How many lines in this data contain the string "dissection"? Reply with the number only.

___ Data extracts ___

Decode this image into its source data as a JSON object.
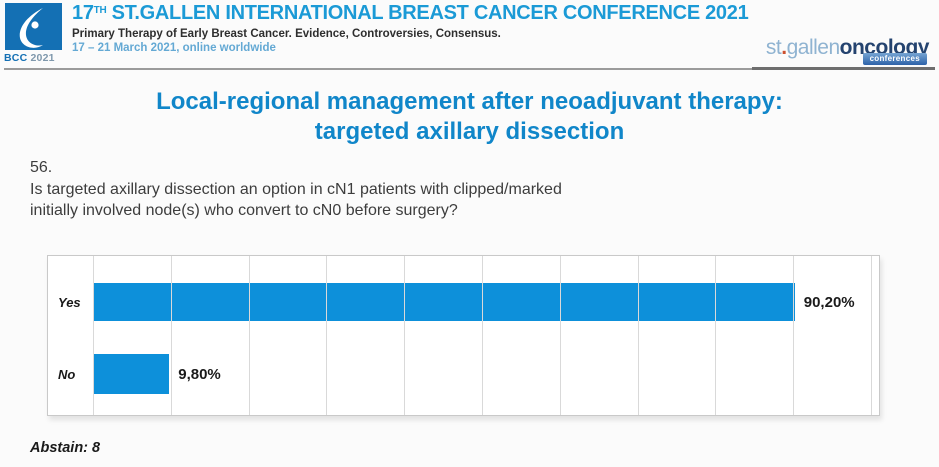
{
  "header": {
    "logo": {
      "bcc": "BCC",
      "year": "2021"
    },
    "title_num": "17",
    "title_sup": "TH",
    "title_rest": " ST.GALLEN INTERNATIONAL BREAST CANCER CONFERENCE 2021",
    "subtitle": "Primary Therapy of Early Breast Cancer. Evidence, Controversies, Consensus.",
    "dates": "17 – 21 March 2021, online worldwide",
    "partner": {
      "part1": "st",
      "dot": ".",
      "part2": "gallen",
      "part3": "oncology",
      "badge": "conferences"
    }
  },
  "slide": {
    "title_line1": "Local-regional management after neoadjuvant therapy:",
    "title_line2": "targeted axillary dissection",
    "question_number": "56.",
    "question_line1": "Is targeted axillary dissection an option in cN1 patients with clipped/marked",
    "question_line2": "initially involved node(s) who convert to cN0 before surgery?",
    "abstain_note": "Abstain: 8"
  },
  "chart_data": {
    "type": "bar",
    "orientation": "horizontal",
    "categories": [
      "Yes",
      "No"
    ],
    "values": [
      90.2,
      9.8
    ],
    "value_labels": [
      "90,20%",
      "9,80%"
    ],
    "title": "",
    "xlabel": "",
    "ylabel": "",
    "xlim": [
      0,
      100
    ],
    "gridline_step": 10,
    "grid": "vertical-gridlines",
    "legend": "none",
    "bar_color": "#0d90da",
    "abstain_count": 8
  },
  "colors": {
    "bar_blue": "#0d90da",
    "slide_title_blue": "#1086c9",
    "conference_title_blue": "#1b9ad6",
    "dates_blue": "#64a9d4",
    "logo_square_blue": "#1470b4",
    "partner_light_blue": "#8fb3d1",
    "partner_navy": "#24436f",
    "partner_badge_blue": "#2d62a8",
    "partner_dot_orange": "#cc4f2e",
    "divider_gray": "#9b9b9b"
  }
}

___

**Completed task**:
2